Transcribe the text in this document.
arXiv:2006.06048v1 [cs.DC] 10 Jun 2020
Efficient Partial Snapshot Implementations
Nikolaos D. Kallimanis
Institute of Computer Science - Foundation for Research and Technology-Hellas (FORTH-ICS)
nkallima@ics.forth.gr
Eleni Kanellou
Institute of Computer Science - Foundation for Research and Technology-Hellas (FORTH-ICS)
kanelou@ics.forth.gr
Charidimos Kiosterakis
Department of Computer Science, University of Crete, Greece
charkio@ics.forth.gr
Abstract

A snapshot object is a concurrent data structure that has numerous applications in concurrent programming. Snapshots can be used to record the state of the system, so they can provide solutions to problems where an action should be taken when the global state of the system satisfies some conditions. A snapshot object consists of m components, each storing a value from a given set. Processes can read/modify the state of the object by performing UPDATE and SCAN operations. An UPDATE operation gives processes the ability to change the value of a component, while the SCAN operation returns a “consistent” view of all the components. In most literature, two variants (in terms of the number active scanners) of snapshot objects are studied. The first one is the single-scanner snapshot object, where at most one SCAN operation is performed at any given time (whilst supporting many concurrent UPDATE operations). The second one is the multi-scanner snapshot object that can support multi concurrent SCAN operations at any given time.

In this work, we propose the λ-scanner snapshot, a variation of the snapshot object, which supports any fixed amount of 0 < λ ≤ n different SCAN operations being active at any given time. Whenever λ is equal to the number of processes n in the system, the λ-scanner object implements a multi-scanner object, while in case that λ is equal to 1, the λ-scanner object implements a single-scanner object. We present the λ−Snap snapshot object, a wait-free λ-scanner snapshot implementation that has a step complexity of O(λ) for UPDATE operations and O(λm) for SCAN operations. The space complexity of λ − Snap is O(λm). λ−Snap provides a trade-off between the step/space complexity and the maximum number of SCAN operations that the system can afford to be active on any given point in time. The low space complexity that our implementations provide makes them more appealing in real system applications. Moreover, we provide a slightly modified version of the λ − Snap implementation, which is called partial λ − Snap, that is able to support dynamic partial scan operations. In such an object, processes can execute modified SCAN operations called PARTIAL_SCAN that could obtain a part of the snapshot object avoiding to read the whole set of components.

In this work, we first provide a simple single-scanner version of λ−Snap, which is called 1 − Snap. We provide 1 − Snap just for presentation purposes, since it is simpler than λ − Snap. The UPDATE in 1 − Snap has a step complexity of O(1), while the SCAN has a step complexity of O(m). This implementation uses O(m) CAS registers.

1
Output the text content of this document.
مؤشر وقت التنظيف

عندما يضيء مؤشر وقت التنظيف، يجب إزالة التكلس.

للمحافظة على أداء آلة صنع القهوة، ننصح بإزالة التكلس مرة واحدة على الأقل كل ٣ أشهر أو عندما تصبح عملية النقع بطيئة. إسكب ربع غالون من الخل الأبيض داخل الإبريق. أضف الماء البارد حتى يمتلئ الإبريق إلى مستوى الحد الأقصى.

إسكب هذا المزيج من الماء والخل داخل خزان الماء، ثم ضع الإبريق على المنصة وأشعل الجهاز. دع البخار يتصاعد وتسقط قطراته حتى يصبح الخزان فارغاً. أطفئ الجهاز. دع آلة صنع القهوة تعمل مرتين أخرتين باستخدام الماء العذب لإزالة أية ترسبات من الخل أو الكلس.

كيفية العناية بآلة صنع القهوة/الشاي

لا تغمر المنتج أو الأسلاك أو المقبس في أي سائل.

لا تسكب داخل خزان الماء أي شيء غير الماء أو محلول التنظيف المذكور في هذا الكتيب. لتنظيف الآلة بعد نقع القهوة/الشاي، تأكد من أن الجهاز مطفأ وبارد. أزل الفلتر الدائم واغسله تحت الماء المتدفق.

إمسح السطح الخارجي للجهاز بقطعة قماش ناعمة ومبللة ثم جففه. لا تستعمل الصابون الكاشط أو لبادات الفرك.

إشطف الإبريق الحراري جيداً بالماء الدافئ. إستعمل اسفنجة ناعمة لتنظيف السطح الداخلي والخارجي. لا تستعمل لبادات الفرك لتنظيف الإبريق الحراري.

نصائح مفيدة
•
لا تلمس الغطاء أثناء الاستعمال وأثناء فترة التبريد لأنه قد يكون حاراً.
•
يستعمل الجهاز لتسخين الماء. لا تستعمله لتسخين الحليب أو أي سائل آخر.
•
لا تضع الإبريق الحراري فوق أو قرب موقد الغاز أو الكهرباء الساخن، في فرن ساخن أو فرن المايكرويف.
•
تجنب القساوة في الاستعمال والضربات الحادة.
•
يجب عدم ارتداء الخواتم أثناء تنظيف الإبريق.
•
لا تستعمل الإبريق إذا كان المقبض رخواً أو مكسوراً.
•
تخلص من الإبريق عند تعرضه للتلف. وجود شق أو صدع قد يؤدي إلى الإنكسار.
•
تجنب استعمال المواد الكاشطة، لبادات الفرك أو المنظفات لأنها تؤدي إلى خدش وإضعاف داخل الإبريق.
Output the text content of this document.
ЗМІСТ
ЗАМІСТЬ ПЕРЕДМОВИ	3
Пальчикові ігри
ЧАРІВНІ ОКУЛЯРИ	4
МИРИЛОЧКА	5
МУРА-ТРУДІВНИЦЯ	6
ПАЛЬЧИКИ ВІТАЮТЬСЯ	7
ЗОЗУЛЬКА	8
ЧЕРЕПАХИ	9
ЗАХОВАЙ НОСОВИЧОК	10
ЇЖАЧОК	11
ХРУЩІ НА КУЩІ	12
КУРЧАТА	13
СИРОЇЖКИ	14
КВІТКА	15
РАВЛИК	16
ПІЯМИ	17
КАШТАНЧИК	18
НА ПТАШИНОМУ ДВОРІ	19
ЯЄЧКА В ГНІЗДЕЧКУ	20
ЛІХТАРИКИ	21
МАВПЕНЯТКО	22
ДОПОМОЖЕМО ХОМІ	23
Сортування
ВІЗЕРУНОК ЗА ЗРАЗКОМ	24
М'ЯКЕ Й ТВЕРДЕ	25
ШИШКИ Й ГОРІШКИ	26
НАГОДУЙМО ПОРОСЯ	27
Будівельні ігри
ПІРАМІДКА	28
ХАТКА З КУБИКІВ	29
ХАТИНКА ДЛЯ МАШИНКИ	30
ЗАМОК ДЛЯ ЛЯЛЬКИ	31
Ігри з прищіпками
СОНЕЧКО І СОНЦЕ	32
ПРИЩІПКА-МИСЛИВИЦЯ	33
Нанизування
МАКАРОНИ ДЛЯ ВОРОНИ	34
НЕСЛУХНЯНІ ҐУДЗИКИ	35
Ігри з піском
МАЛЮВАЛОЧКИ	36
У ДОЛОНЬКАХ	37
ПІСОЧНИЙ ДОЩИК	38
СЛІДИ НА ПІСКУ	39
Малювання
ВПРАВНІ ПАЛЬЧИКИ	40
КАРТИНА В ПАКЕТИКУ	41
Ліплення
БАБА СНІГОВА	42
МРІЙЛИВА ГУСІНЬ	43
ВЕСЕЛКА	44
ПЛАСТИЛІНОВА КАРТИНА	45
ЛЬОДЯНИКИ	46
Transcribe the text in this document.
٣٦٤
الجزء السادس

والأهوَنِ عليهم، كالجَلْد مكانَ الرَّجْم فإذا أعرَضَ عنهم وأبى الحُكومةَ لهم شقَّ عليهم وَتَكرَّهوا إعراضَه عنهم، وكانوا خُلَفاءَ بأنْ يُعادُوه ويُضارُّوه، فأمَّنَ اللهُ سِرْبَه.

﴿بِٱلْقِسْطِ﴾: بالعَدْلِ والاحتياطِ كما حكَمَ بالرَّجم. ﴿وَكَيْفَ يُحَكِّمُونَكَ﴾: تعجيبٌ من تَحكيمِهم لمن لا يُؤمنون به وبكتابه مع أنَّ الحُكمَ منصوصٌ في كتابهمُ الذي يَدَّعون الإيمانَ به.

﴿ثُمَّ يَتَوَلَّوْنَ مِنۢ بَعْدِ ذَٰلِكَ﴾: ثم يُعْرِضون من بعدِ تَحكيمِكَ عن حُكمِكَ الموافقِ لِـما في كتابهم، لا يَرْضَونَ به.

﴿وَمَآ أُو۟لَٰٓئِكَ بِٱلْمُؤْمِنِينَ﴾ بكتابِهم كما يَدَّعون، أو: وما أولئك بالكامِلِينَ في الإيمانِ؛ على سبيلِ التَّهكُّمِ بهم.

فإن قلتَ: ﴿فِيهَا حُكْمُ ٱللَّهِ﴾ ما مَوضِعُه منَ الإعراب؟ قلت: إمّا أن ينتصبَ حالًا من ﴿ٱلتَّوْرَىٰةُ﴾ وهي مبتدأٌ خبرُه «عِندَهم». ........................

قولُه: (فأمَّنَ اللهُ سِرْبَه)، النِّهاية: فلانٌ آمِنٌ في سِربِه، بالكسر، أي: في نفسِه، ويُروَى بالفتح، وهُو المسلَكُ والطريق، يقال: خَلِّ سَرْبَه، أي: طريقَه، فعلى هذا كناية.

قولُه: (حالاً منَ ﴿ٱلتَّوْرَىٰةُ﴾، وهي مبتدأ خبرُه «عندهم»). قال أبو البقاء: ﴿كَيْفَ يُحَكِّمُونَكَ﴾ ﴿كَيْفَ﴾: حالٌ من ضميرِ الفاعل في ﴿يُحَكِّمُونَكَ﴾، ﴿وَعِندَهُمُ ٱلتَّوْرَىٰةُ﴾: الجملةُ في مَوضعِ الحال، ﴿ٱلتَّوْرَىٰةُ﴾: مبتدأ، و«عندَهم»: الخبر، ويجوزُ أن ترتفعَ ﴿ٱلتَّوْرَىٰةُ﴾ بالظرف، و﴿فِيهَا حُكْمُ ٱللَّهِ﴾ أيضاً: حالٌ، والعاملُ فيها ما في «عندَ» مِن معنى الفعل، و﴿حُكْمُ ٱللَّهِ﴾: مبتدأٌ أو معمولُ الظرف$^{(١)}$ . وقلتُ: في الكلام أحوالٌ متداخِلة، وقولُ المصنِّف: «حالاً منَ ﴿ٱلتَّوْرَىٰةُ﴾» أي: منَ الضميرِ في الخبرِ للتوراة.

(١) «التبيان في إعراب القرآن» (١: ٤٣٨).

■ What to produce:
Identify the lines that contain the string "КАРТИНА", and copy every one of them.

■ Final answer:
КАРТИНА В ПАКЕТИКУ	41
ПЛАСТИЛІНОВА КАРТИНА	45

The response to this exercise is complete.